(SOURCE PASSAGE):
HexDroid reads both the ECB and CBC FiSH wire formats and sends CBC.

Both client scripts and the full wire-format specifications +AGM and +AGE are published in the HexDroid repository, so any client author can interoperate.

Safety numbers

Each key has a short safety number (also called a fingerprint) such as K4XR-T9BS, derived from the key. It appears in the encryption dialog on every device that holds the key.

Compare it with your contact over a separate, trusted channel. If both devices show the same safety number, you have the same key and no one tampered with it in transit. If they differ, do not send anything sensitive: re-share the key and investigate.

The safety number is a verification aid, not the key itself. Sharing it publicly is harmless, it cannot be reversed into the key.

What it protects, and what it doesn't

Be realistic about the guarantees. HexDroid's E2EE is a pragmatic upgrade over plaintext IRC and FiSH.

(WHAT IS BEING ASKED):
According to the passage on HexDroid encryption, what should you do if the safety numbers on the two devices differ?

(INFORMATION GIVEN):
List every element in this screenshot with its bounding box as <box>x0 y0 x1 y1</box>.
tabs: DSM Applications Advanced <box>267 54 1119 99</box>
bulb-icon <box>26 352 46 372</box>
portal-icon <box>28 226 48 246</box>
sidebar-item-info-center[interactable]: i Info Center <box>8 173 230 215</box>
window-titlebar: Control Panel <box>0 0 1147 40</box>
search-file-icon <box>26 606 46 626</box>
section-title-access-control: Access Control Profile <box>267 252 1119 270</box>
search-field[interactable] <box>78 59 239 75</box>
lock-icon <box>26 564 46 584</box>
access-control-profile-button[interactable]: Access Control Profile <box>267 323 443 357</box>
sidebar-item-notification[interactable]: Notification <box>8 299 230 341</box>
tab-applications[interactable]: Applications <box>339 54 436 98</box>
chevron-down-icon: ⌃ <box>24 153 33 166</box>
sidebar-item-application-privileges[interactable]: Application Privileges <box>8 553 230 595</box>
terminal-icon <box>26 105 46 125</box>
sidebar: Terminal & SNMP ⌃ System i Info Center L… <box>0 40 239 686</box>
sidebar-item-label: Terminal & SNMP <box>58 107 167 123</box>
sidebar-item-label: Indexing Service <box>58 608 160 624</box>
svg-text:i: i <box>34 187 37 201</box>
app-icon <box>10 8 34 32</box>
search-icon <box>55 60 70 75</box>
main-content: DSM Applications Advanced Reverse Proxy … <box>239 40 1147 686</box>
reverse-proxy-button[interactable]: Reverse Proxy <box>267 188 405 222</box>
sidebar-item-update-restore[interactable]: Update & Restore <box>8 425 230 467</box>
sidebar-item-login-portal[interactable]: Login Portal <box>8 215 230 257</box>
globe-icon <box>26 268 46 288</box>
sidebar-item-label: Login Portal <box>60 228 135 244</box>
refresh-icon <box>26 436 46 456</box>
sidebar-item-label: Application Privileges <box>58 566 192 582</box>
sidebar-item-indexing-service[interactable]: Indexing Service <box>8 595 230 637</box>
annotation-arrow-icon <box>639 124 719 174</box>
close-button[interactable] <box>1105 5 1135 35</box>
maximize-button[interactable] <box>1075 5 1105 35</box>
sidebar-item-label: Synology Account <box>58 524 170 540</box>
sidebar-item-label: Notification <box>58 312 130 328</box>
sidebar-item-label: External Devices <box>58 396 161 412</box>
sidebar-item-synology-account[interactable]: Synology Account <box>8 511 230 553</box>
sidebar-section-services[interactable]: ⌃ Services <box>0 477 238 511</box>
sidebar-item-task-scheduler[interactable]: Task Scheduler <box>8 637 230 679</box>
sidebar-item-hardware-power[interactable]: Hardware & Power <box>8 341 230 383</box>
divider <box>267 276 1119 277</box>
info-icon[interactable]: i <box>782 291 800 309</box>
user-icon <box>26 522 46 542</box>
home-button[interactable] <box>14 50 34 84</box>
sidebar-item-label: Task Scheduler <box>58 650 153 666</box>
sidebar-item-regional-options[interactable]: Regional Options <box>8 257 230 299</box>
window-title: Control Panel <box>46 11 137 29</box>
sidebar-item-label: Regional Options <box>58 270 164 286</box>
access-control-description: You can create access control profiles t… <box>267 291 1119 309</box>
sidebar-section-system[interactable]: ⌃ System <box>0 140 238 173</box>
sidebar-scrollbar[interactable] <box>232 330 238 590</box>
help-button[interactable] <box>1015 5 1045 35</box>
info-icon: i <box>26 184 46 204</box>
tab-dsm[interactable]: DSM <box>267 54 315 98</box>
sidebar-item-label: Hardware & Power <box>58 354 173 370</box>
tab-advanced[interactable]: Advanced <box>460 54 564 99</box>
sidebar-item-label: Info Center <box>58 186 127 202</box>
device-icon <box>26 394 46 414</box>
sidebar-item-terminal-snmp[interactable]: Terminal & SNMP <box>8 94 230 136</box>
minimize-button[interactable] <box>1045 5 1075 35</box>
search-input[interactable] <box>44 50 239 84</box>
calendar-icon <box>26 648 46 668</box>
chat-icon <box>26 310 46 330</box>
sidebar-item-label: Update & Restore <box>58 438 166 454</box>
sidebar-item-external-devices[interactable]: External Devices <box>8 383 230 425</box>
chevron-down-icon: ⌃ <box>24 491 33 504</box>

(ANSWER TO THIS TASK):
Do not send anything sensitive; re-share the key and investigate.